### Given information ###
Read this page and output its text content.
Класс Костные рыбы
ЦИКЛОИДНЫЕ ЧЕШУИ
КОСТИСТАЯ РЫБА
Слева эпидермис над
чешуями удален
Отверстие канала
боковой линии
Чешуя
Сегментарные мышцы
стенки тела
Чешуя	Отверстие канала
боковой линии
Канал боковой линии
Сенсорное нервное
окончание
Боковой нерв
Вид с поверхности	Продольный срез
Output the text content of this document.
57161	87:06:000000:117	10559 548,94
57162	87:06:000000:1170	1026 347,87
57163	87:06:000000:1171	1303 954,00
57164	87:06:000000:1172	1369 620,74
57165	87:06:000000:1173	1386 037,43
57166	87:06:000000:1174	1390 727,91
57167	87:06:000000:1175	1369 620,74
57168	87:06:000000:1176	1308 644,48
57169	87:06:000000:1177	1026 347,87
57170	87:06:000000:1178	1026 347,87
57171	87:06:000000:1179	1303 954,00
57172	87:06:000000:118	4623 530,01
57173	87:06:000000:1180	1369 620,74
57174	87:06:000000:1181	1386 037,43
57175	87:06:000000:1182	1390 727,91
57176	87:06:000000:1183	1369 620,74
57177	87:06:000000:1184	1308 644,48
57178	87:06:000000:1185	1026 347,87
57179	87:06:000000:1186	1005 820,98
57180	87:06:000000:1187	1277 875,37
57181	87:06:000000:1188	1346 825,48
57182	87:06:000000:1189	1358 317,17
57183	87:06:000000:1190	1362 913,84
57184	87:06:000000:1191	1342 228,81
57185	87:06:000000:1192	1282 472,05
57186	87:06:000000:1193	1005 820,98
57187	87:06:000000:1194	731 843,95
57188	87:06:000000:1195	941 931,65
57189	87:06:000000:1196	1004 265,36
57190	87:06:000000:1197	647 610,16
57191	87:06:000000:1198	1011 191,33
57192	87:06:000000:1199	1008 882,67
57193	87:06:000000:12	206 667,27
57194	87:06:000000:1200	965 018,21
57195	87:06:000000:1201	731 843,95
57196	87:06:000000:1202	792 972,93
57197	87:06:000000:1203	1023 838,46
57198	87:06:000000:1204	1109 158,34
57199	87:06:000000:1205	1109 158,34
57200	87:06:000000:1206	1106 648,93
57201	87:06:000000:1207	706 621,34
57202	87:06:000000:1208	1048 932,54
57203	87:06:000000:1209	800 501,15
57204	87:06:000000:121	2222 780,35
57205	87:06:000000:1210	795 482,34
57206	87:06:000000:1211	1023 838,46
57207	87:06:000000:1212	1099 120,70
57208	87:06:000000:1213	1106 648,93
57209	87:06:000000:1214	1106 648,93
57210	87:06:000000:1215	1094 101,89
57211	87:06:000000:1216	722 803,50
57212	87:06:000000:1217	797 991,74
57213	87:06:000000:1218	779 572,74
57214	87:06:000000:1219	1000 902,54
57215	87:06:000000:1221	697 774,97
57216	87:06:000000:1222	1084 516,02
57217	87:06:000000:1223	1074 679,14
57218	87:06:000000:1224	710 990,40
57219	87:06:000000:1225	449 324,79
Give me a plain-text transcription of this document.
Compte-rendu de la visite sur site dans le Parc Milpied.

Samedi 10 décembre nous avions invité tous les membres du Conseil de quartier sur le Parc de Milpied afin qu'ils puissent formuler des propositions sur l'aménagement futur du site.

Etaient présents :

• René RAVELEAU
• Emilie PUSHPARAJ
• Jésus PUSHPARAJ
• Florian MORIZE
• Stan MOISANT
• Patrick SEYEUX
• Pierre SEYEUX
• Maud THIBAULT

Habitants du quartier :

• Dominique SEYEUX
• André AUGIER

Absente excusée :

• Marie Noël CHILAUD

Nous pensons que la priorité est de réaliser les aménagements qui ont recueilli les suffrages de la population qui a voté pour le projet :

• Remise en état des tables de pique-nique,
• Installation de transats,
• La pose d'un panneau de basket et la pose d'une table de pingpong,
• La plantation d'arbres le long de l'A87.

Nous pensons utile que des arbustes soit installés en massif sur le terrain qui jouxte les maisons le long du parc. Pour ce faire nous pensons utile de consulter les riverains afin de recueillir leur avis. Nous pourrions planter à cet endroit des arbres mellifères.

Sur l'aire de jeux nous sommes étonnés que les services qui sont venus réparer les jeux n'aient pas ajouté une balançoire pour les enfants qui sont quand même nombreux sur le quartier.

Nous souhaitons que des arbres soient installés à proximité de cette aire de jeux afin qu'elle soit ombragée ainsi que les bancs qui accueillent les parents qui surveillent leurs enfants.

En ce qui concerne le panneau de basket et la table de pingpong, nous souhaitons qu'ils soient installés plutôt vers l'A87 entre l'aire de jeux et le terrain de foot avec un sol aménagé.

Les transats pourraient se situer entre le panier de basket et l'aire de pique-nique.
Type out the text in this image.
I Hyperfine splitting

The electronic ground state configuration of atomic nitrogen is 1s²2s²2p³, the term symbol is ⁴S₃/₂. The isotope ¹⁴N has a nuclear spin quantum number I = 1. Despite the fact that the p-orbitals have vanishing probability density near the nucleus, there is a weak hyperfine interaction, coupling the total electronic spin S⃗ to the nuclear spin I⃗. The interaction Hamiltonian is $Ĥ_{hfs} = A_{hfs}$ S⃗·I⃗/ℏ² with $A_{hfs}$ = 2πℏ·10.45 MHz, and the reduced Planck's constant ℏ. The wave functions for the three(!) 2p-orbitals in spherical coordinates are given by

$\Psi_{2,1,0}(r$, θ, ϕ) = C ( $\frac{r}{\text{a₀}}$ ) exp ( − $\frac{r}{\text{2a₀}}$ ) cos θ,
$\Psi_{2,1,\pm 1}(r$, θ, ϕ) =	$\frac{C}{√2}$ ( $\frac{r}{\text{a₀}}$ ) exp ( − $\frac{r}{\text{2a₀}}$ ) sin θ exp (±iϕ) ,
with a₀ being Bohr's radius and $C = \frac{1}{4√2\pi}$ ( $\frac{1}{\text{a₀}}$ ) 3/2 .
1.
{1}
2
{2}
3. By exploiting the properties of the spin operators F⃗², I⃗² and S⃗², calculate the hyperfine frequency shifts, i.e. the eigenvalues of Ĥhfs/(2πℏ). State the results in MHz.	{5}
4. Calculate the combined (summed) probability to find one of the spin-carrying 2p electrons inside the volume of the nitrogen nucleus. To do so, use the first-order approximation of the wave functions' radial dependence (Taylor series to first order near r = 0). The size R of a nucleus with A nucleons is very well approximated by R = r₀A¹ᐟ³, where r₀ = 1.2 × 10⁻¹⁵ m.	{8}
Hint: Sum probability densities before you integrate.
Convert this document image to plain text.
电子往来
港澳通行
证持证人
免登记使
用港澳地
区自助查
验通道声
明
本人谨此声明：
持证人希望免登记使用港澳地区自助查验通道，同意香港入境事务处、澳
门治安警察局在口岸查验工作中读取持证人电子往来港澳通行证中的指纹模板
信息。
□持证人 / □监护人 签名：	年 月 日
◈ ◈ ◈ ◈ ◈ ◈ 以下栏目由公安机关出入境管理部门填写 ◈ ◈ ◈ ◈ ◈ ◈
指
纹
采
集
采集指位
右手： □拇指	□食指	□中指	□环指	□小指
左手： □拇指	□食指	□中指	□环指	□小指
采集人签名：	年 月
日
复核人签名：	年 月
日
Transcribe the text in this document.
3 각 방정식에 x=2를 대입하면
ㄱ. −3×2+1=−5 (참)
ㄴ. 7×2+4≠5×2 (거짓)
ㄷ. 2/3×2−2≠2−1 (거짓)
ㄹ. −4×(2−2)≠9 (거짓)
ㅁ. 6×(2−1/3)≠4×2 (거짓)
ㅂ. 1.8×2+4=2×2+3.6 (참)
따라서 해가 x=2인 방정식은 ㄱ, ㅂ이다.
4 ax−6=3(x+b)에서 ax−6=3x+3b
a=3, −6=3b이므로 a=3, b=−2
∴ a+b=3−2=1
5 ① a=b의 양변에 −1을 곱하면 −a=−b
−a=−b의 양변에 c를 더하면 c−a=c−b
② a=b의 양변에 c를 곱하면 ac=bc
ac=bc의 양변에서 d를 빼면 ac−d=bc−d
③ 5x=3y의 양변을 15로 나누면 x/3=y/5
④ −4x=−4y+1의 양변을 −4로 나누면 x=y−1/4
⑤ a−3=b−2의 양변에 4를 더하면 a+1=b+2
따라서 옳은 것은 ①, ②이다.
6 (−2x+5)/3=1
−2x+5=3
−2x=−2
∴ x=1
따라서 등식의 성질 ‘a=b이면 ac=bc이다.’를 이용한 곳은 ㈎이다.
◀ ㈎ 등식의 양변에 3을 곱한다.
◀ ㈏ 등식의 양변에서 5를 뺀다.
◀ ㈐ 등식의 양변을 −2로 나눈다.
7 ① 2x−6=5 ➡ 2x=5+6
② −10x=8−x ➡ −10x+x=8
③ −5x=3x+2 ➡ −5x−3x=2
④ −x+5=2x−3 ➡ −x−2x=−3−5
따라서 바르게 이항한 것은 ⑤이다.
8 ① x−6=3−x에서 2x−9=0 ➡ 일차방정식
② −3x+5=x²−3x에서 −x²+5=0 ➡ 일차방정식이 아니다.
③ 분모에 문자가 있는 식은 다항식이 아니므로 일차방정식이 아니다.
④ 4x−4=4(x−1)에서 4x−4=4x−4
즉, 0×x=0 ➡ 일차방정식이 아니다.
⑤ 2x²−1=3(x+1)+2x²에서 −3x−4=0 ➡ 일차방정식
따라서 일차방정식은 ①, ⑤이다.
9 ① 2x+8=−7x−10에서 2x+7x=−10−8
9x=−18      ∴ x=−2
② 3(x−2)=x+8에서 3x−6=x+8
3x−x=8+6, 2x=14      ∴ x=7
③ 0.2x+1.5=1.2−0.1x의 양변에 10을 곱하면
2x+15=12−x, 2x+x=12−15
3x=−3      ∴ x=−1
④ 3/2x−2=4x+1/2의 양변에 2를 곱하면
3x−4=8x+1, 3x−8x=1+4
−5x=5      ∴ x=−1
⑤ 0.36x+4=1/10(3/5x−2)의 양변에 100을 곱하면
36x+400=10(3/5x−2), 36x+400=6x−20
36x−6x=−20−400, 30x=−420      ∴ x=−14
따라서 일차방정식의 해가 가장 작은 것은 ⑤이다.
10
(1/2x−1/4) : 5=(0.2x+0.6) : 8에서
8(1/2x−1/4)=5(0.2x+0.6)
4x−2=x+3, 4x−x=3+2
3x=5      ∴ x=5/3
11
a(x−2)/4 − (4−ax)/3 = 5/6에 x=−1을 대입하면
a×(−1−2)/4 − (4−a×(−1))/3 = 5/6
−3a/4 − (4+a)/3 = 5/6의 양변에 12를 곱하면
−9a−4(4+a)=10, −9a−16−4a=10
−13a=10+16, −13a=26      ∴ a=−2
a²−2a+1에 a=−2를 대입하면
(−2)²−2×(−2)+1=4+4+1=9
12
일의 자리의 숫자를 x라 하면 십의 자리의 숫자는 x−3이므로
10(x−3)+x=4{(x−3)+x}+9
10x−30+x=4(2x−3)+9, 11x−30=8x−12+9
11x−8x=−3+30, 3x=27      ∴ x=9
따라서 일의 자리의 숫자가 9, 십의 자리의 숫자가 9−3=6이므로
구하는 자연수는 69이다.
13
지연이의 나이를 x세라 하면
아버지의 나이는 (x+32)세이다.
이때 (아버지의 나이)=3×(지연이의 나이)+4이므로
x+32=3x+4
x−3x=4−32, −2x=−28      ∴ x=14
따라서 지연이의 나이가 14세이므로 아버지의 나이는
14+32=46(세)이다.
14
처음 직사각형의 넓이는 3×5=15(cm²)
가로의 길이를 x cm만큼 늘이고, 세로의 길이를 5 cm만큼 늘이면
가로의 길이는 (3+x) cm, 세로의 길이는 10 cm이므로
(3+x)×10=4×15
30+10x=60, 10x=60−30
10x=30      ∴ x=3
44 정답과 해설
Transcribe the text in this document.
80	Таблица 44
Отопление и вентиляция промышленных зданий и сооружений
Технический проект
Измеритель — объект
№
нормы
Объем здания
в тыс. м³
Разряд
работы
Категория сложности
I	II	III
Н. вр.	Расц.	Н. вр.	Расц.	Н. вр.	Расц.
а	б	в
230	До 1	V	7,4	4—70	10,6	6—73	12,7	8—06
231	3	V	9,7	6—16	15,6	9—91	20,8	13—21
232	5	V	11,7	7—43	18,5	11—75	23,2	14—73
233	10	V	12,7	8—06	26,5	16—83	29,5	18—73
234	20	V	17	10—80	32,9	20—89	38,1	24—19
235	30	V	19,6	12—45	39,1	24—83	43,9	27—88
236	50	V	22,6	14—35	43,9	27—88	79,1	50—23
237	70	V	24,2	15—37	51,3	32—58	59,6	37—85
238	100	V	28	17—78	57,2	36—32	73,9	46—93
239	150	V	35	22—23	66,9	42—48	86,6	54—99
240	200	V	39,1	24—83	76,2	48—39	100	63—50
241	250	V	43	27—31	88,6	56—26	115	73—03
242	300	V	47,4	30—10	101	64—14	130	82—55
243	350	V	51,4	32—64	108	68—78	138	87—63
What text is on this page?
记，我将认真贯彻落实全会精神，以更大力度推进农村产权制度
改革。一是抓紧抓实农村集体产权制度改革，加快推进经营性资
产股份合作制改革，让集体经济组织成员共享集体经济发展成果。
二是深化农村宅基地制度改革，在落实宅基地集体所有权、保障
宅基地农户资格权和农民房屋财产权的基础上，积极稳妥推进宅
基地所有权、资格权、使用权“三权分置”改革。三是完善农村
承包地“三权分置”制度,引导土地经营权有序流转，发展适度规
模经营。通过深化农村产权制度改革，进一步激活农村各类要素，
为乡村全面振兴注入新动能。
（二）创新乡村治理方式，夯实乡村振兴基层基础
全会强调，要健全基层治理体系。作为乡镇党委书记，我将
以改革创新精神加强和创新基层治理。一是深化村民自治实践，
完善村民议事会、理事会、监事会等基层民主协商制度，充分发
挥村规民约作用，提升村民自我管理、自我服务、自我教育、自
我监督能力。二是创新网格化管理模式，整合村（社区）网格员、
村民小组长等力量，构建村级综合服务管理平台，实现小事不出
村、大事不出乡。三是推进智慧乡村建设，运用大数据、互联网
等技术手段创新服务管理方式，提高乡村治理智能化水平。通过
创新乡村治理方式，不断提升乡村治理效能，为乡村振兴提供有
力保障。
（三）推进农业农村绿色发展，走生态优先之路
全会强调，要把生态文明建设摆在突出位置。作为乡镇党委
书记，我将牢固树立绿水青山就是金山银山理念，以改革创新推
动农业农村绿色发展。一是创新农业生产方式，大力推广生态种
###
**Written instruction**
Which lines of the data above contain "quartier"? Copy each one.

**The solution**
Samedi 10 décembre nous avions invité tous les membres du Conseil de quartier sur le Parc de Milpied afin qu'ils puissent formuler des propositions sur l'aménagement futur du site.
Habitants du quartier :
Sur l'aire de jeux nous sommes étonnés que les services qui sont venus réparer les jeux n'aient pas ajouté une balançoire pour les enfants qui sont quand même nombreux sur le quartier.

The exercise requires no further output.